## TO DO
Give back the data unchanged, from its first line through the line containing "Text: 1: 1 [959, 121, 968, 134]", inclusive.

Region annotation data:
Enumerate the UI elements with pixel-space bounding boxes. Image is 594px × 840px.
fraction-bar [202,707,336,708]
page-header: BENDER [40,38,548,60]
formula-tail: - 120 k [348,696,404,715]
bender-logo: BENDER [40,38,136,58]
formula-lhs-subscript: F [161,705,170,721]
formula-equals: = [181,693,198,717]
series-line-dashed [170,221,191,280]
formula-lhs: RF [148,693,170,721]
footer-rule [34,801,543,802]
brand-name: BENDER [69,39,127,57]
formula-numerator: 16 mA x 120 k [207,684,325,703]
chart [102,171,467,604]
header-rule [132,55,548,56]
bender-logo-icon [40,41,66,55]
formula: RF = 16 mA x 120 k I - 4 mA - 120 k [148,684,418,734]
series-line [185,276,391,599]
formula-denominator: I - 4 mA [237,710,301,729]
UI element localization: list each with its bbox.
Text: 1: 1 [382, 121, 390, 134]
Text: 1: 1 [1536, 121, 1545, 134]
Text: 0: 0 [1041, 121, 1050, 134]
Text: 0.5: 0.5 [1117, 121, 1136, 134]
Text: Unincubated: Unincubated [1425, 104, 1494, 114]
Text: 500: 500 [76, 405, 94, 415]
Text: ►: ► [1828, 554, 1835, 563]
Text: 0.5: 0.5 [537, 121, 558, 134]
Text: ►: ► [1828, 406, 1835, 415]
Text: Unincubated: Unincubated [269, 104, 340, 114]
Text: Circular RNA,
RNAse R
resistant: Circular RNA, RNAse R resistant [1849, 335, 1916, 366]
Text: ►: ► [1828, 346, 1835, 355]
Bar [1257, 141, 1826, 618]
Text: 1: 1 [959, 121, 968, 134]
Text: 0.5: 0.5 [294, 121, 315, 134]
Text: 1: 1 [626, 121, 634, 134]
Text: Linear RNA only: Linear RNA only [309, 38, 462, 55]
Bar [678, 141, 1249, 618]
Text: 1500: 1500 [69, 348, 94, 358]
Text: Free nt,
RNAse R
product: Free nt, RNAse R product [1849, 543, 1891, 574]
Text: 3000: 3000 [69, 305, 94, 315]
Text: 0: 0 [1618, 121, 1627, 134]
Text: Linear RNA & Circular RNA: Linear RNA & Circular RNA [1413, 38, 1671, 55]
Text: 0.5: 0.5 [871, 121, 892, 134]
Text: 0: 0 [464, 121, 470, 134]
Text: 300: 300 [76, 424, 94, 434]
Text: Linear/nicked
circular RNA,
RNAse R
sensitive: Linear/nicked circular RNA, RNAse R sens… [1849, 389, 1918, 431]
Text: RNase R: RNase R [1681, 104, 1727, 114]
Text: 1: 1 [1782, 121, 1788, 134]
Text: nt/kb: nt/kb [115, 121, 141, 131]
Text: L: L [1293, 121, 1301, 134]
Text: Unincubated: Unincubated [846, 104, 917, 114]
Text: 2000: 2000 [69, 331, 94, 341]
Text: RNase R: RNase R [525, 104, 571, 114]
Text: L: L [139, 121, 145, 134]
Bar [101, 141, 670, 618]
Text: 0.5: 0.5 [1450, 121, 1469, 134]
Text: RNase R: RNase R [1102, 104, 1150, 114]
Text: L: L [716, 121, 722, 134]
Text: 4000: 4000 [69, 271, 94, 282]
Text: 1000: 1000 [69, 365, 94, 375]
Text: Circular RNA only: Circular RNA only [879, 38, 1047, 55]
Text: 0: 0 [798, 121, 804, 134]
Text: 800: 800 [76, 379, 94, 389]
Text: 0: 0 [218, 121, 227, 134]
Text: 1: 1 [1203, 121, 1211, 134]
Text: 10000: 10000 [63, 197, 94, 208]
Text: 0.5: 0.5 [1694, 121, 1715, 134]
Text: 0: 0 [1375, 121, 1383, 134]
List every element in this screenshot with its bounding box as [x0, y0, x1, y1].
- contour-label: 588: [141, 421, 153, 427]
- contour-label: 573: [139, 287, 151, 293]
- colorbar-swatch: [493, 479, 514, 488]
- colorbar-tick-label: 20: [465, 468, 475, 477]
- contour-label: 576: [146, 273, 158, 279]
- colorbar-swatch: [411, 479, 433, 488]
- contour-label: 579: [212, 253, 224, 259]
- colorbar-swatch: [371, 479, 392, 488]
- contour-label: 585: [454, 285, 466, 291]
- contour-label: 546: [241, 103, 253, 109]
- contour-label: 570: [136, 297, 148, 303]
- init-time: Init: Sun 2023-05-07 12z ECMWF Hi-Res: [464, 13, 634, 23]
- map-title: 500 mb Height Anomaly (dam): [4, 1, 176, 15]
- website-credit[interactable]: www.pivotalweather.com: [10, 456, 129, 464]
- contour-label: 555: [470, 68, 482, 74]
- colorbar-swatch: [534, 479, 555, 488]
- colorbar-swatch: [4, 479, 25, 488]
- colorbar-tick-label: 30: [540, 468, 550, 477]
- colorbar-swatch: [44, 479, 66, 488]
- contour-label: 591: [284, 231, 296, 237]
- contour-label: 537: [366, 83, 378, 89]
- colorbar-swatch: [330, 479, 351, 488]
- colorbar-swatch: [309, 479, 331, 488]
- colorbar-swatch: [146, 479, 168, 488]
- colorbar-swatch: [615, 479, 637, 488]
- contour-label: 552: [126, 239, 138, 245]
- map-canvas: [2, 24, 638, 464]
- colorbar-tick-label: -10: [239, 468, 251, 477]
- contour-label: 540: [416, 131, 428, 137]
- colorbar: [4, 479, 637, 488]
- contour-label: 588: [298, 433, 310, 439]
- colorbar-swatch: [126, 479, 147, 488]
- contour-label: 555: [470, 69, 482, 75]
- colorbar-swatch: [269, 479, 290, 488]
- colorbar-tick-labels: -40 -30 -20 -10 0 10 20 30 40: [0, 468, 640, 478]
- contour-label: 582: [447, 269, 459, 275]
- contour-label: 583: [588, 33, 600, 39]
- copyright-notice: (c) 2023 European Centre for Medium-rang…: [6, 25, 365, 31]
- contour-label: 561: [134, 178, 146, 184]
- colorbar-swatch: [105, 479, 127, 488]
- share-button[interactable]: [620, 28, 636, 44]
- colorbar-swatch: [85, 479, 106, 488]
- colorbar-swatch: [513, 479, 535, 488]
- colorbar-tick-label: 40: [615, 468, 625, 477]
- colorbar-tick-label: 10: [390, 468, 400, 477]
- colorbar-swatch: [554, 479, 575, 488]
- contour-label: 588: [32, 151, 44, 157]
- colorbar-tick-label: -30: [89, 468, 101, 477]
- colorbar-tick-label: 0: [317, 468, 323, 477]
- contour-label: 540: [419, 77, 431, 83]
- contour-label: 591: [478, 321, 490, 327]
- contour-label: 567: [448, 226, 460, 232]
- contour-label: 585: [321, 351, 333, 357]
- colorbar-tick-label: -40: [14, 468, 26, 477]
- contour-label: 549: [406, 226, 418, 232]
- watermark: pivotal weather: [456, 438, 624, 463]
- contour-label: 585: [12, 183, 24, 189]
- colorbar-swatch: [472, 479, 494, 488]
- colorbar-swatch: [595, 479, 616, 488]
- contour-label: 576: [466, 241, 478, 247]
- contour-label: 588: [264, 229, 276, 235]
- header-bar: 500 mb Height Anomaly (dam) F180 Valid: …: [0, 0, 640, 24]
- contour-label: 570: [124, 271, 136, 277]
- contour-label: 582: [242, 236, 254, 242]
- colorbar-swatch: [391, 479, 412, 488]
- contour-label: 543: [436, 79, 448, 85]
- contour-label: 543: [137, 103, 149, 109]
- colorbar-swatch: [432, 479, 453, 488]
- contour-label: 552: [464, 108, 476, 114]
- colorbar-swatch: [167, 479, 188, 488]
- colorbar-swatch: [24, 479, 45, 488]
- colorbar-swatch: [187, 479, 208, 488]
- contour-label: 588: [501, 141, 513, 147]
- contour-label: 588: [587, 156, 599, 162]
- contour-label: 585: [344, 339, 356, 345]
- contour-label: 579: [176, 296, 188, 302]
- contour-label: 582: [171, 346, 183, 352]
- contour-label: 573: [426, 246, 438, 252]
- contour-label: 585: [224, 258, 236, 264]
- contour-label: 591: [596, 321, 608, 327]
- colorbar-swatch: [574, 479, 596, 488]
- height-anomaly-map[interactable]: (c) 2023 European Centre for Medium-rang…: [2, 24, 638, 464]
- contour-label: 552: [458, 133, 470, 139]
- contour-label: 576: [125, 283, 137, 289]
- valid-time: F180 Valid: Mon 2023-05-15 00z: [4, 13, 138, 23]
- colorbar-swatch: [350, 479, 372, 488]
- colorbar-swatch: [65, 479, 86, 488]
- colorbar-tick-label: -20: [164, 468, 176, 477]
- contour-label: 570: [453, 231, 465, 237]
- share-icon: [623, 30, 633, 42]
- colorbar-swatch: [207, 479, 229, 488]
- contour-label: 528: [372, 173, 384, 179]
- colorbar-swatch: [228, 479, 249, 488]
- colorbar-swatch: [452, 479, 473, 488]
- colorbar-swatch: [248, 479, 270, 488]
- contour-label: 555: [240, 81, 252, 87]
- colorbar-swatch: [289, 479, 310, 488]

## COMPLETE ANSWER
Enumerate the UI elements with pixel-space bounding boxes. Image is 594px × 840px.
fraction-bar [202,707,336,708]
page-header: BENDER [40,38,548,60]
formula-tail: - 120 k [348,696,404,715]
bender-logo: BENDER [40,38,136,58]
formula-lhs-subscript: F [161,705,170,721]
formula-equals: = [181,693,198,717]
series-line-dashed [170,221,191,280]
formula-lhs: RF [148,693,170,721]
footer-rule [34,801,543,802]
brand-name: BENDER [69,39,127,57]
formula-numerator: 16 mA x 120 k [207,684,325,703]
chart [102,171,467,604]
header-rule [132,55,548,56]
bender-logo-icon [40,41,66,55]
formula: RF = 16 mA x 120 k I - 4 mA - 120 k [148,684,418,734]
series-line [185,276,391,599]
formula-denominator: I - 4 mA [237,710,301,729]
UI element localization: list each with its bbox.
Text: 1: 1 [382, 121, 390, 134]
Text: 1: 1 [1536, 121, 1545, 134]
Text: 0: 0 [1041, 121, 1050, 134]
Text: 0.5: 0.5 [1117, 121, 1136, 134]
Text: Unincubated: Unincubated [1425, 104, 1494, 114]
Text: 500: 500 [76, 405, 94, 415]
Text: ►: ► [1828, 554, 1835, 563]
Text: 0.5: 0.5 [537, 121, 558, 134]
Text: ►: ► [1828, 406, 1835, 415]
Text: Unincubated: Unincubated [269, 104, 340, 114]
Text: Circular RNA,
RNAse R
resistant: Circular RNA, RNAse R resistant [1849, 335, 1916, 366]
Text: ►: ► [1828, 346, 1835, 355]
Bar [1257, 141, 1826, 618]
Text: 1: 1 [959, 121, 968, 134]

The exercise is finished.